[BEGIN Data to use]

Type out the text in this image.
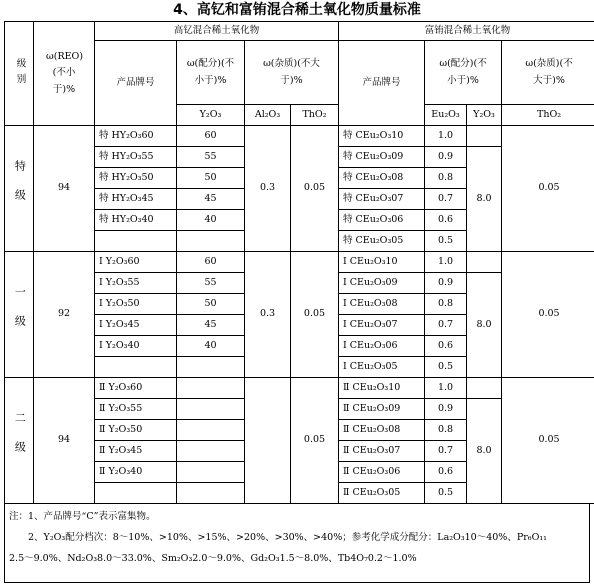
4、高钇和富铕混合稀土氧化物质量标准
级别	ω(REO)(不小于)%	高钇混合稀土氧化物				富铕混合稀土氧化物			
		产品牌号	ω(配分)(不小于)%	ω(杂质)(不大于)%		产品牌号	ω(配分)(不小于)%		ω(杂质)(不大于)%
			Y₂O₃	Al₂O₃	ThO₂		Eu₂O₃	Y₂O₃	ThO₂
特级	94	特 HY₂O₃60	60	0.3	0.05	特 CEu₂O₃10	1.0		0.05
		特 HY₂O₃55	55			特 CEu₂O₃09	0.9	8.0	
		特 HY₂O₃50	50			特 CEu₂O₃08	0.8		
		特 HY₂O₃45	45			特 CEu₂O₃07	0.7		
		特 HY₂O₃40	40			特 CEu₂O₃06	0.6		
						特 CEu₂O₃05	0.5		
一级	92	Ⅰ Y₂O₃60	60	0.3	0.05	Ⅰ CEu₂O₃10	1.0		0.05
		Ⅰ Y₂O₃55	55			Ⅰ CEu₂O₃09	0.9	8.0	
		Ⅰ Y₂O₃50	50			Ⅰ CEu₂O₃08	0.8		
		Ⅰ Y₂O₃45	45			Ⅰ CEu₂O₃07	0.7		
		Ⅰ Y₂O₃40	40			Ⅰ CEu₂O₃06	0.6		
						Ⅰ CEu₂O₃05	0.5		
二级	94	Ⅱ Y₂O₃60			0.05	Ⅱ CEu₂O₃10	1.0		0.05
		Ⅱ Y₂O₃55				Ⅱ CEu₂O₃09	0.9	8.0	
		Ⅱ Y₂O₃50				Ⅱ CEu₂O₃08	0.8		
		Ⅱ Y₂O₃45				Ⅱ CEu₂O₃07	0.7		
		Ⅱ Y₂O₃40				Ⅱ CEu₂O₃06	0.6		
						Ⅱ CEu₂O₃05	0.5		
注：1、产品牌号“C”表示富集物。
　　2、Y₂O₃配分档次：8～10%、>10%、>15%、>20%、>30%、>40%；参考化学成分配分：La₂O₃10～40%、Pr₆O₁₁
2.5～9.0%、Nd₂O₃8.0～33.0%、Sm₂O₃2.0～9.0%、Gd₂O₃1.5～8.0%、Tb4O₇0.2～1.0%
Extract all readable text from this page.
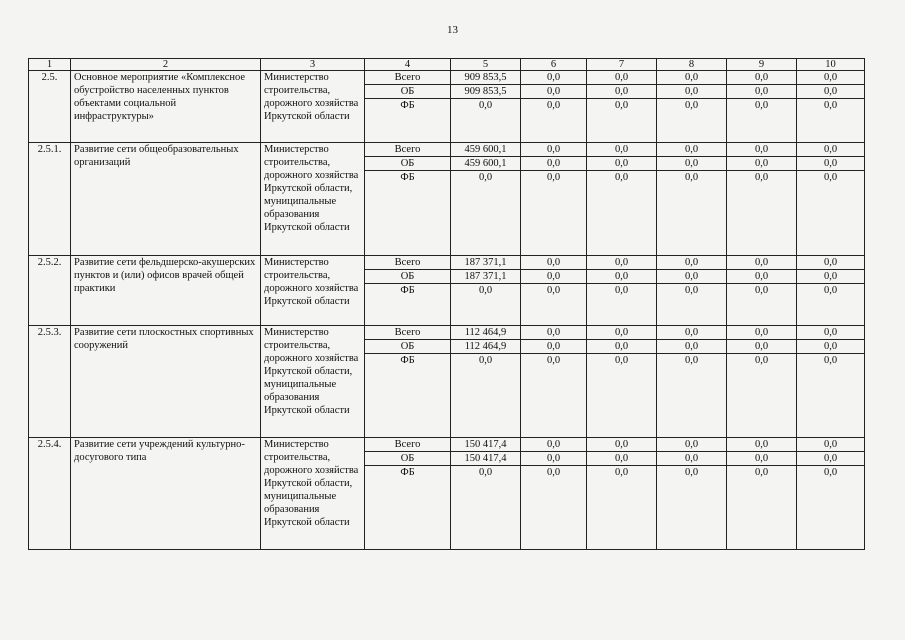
13
1	2	3	4	5	6	7	8	9	10
2.5.	Основное мероприятие «Комплексное обустройство населенных пунктов объектами социальной инфраструктуры»	Министерство строительства, дорожного хозяйства Иркутской области	Всего	909 853,5	0,0	0,0	0,0	0,0	0,0
			ОБ	909 853,5	0,0	0,0	0,0	0,0	0,0
			ФБ	0,0	0,0	0,0	0,0	0,0	0,0
2.5.1.	Развитие сети общеобразовательных организаций	Министерство строительства, дорожного хозяйства Иркутской области, муниципальные образования Иркутской области	Всего	459 600,1	0,0	0,0	0,0	0,0	0,0
			ОБ	459 600,1	0,0	0,0	0,0	0,0	0,0
			ФБ	0,0	0,0	0,0	0,0	0,0	0,0
2.5.2.	Развитие сети фельдшерско-акушерских пунктов и (или) офисов врачей общей практики	Министерство строительства, дорожного хозяйства Иркутской области	Всего	187 371,1	0,0	0,0	0,0	0,0	0,0
			ОБ	187 371,1	0,0	0,0	0,0	0,0	0,0
			ФБ	0,0	0,0	0,0	0,0	0,0	0,0
2.5.3.	Развитие сети плоскостных спортивных сооружений	Министерство строительства, дорожного хозяйства Иркутской области, муниципальные образования Иркутской области	Всего	112 464,9	0,0	0,0	0,0	0,0	0,0
			ОБ	112 464,9	0,0	0,0	0,0	0,0	0,0
			ФБ	0,0	0,0	0,0	0,0	0,0	0,0
2.5.4.	Развитие сети учреждений культурно-досугового типа	Министерство строительства, дорожного хозяйства Иркутской области, муниципальные образования Иркутской области	Всего	150 417,4	0,0	0,0	0,0	0,0	0,0
			ОБ	150 417,4	0,0	0,0	0,0	0,0	0,0
			ФБ	0,0	0,0	0,0	0,0	0,0	0,0
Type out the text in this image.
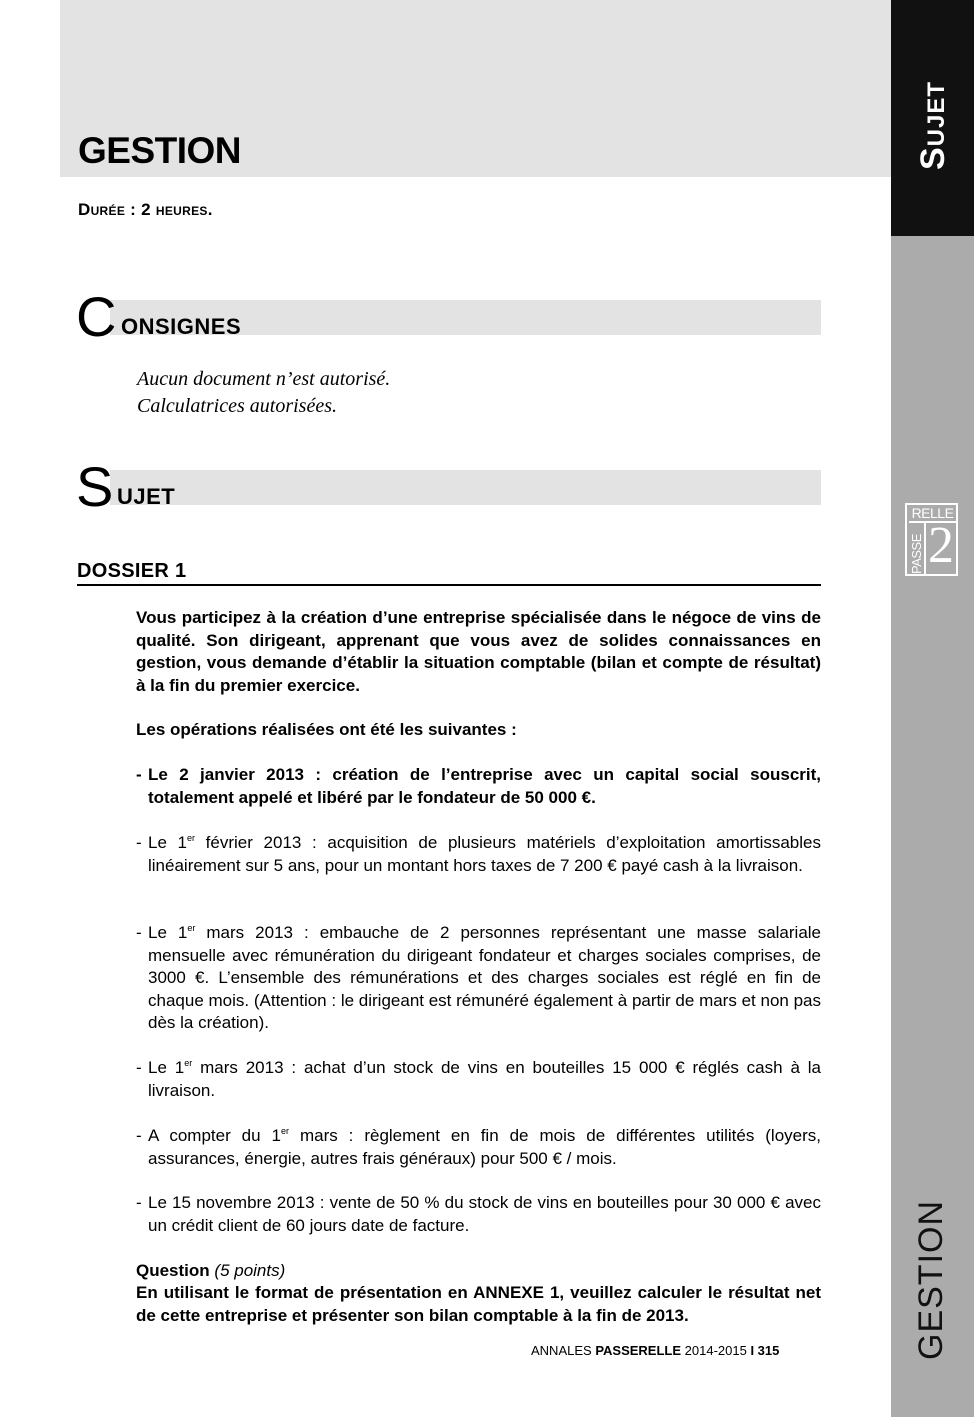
GESTION
Durée : 2 heures.
Sujet
GESTION
RELLE
PASSE 2
C ONSIGNES
Aucun document n’est autorisé.
Calculatrices autorisées.
S UJET
DOSSIER 1
Vous participez à la création d’une entreprise spécialisée dans le négoce de vins de qualité. Son dirigeant, apprenant que vous avez de solides connaissances en gestion, vous demande d’établir la situation comptable (bilan et compte de résultat) à la fin du premier exercice.
Les opérations réalisées ont été les suivantes :
- Le 2 janvier 2013 : création de l’entreprise avec un capital social souscrit, totalement appelé et libéré par le fondateur de 50 000 €.
- Le 1er février 2013 : acquisition de plusieurs matériels d’exploitation amortissables linéairement sur 5 ans, pour un montant hors taxes de 7 200 € payé cash à la livraison.
- Le 1er mars 2013 : embauche de 2 personnes représentant une masse salariale mensuelle avec rémunération du dirigeant fondateur et charges sociales comprises, de 3000 €. L’ensemble des rémunérations et des charges sociales est réglé en fin de chaque mois. (Attention : le dirigeant est rémunéré également à partir de mars et non pas dès la création).
- Le 1er mars 2013 : achat d’un stock de vins en bouteilles 15 000 € réglés cash à la livraison.
- A compter du 1er mars : règlement en fin de mois de différentes utilités (loyers, assurances, énergie, autres frais généraux) pour 500 € / mois.
- Le 15 novembre 2013 : vente de 50 % du stock de vins en bouteilles pour 30 000 € avec un crédit client de 60 jours date de facture.
Question (5 points)
En utilisant le format de présentation en ANNEXE 1, veuillez calculer le résultat net de cette entreprise et présenter son bilan comptable à la fin de 2013.
ANNALES PASSERELLE 2014-2015 I 315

[END Data to use]

# Your goal
Reproduce the material word for word, minus the images.

# Output of the exercise
Type out the text in this image.
4、高钇和富铕混合稀土氧化物质量标准
级别	ω(REO)(不小于)%	高钇混合稀土氧化物				富铕混合稀土氧化物			
		产品牌号	ω(配分)(不小于)%	ω(杂质)(不大于)%		产品牌号	ω(配分)(不小于)%		ω(杂质)(不大于)%
			Y₂O₃	Al₂O₃	ThO₂		Eu₂O₃	Y₂O₃	ThO₂
特级	94	特 HY₂O₃60	60	0.3	0.05	特 CEu₂O₃10	1.0		0.05
		特 HY₂O₃55	55			特 CEu₂O₃09	0.9	8.0	
		特 HY₂O₃50	50			特 CEu₂O₃08	0.8		
		特 HY₂O₃45	45			特 CEu₂O₃07	0.7		
		特 HY₂O₃40	40			特 CEu₂O₃06	0.6		
						特 CEu₂O₃05	0.5		
一级	92	Ⅰ Y₂O₃60	60	0.3	0.05	Ⅰ CEu₂O₃10	1.0		0.05
		Ⅰ Y₂O₃55	55			Ⅰ CEu₂O₃09	0.9	8.0	
		Ⅰ Y₂O₃50	50			Ⅰ CEu₂O₃08	0.8		
		Ⅰ Y₂O₃45	45			Ⅰ CEu₂O₃07	0.7		
		Ⅰ Y₂O₃40	40			Ⅰ CEu₂O₃06	0.6		
						Ⅰ CEu₂O₃05	0.5		
二级	94	Ⅱ Y₂O₃60			0.05	Ⅱ CEu₂O₃10	1.0		0.05
		Ⅱ Y₂O₃55				Ⅱ CEu₂O₃09	0.9	8.0	
		Ⅱ Y₂O₃50				Ⅱ CEu₂O₃08	0.8		
		Ⅱ Y₂O₃45				Ⅱ CEu₂O₃07	0.7		
		Ⅱ Y₂O₃40				Ⅱ CEu₂O₃06	0.6		
						Ⅱ CEu₂O₃05	0.5		
注：1、产品牌号“C”表示富集物。
　　2、Y₂O₃配分档次：8～10%、>10%、>15%、>20%、>30%、>40%；参考化学成分配分：La₂O₃10～40%、Pr₆O₁₁
2.5～9.0%、Nd₂O₃8.0～33.0%、Sm₂O₃2.0～9.0%、Gd₂O₃1.5～8.0%、Tb4O₇0.2～1.0%
Extract all readable text from this page.
13
1	2	3	4	5	6	7	8	9	10
2.5.	Основное мероприятие «Комплексное обустройство населенных пунктов объектами социальной инфраструктуры»	Министерство строительства, дорожного хозяйства Иркутской области	Всего	909 853,5	0,0	0,0	0,0	0,0	0,0
			ОБ	909 853,5	0,0	0,0	0,0	0,0	0,0
			ФБ	0,0	0,0	0,0	0,0	0,0	0,0
2.5.1.	Развитие сети общеобразовательных организаций	Министерство строительства, дорожного хозяйства Иркутской области, муниципальные образования Иркутской области	Всего	459 600,1	0,0	0,0	0,0	0,0	0,0
			ОБ	459 600,1	0,0	0,0	0,0	0,0	0,0
			ФБ	0,0	0,0	0,0	0,0	0,0	0,0
2.5.2.	Развитие сети фельдшерско-акушерских пунктов и (или) офисов врачей общей практики	Министерство строительства, дорожного хозяйства Иркутской области	Всего	187 371,1	0,0	0,0	0,0	0,0	0,0
			ОБ	187 371,1	0,0	0,0	0,0	0,0	0,0
			ФБ	0,0	0,0	0,0	0,0	0,0	0,0
2.5.3.	Развитие сети плоскостных спортивных сооружений	Министерство строительства, дорожного хозяйства Иркутской области, муниципальные образования Иркутской области	Всего	112 464,9	0,0	0,0	0,0	0,0	0,0
			ОБ	112 464,9	0,0	0,0	0,0	0,0	0,0
			ФБ	0,0	0,0	0,0	0,0	0,0	0,0
2.5.4.	Развитие сети учреждений культурно-досугового типа	Министерство строительства, дорожного хозяйства Иркутской области, муниципальные образования Иркутской области	Всего	150 417,4	0,0	0,0	0,0	0,0	0,0
			ОБ	150 417,4	0,0	0,0	0,0	0,0	0,0
			ФБ	0,0	0,0	0,0	0,0	0,0	0,0
Type out the text in this image.
GESTION
Durée : 2 heures.
Sujet
GESTION
RELLE
PASSE 2
C ONSIGNES
Aucun document n’est autorisé.
Calculatrices autorisées.
S UJET
DOSSIER 1
Vous participez à la création d’une entreprise spécialisée dans le négoce de vins de qualité. Son dirigeant, apprenant que vous avez de solides connaissances en gestion, vous demande d’établir la situation comptable (bilan et compte de résultat) à la fin du premier exercice.
Les opérations réalisées ont été les suivantes :
- Le 2 janvier 2013 : création de l’entreprise avec un capital social souscrit, totalement appelé et libéré par le fondateur de 50 000 €.
- Le 1er février 2013 : acquisition de plusieurs matériels d’exploitation amortissables linéairement sur 5 ans, pour un montant hors taxes de 7 200 € payé cash à la livraison.
- Le 1er mars 2013 : embauche de 2 personnes représentant une masse salariale mensuelle avec rémunération du dirigeant fondateur et charges sociales comprises, de 3000 €. L’ensemble des rémunérations et des charges sociales est réglé en fin de chaque mois. (Attention : le dirigeant est rémunéré également à partir de mars et non pas dès la création).
- Le 1er mars 2013 : achat d’un stock de vins en bouteilles 15 000 € réglés cash à la livraison.
- A compter du 1er mars : règlement en fin de mois de différentes utilités (loyers, assurances, énergie, autres frais généraux) pour 500 € / mois.
- Le 15 novembre 2013 : vente de 50 % du stock de vins en bouteilles pour 30 000 € avec un crédit client de 60 jours date de facture.
Question (5 points)
En utilisant le format de présentation en ANNEXE 1, veuillez calculer le résultat net de cette entreprise et présenter son bilan comptable à la fin de 2013.
ANNALES PASSERELLE 2014-2015 I 315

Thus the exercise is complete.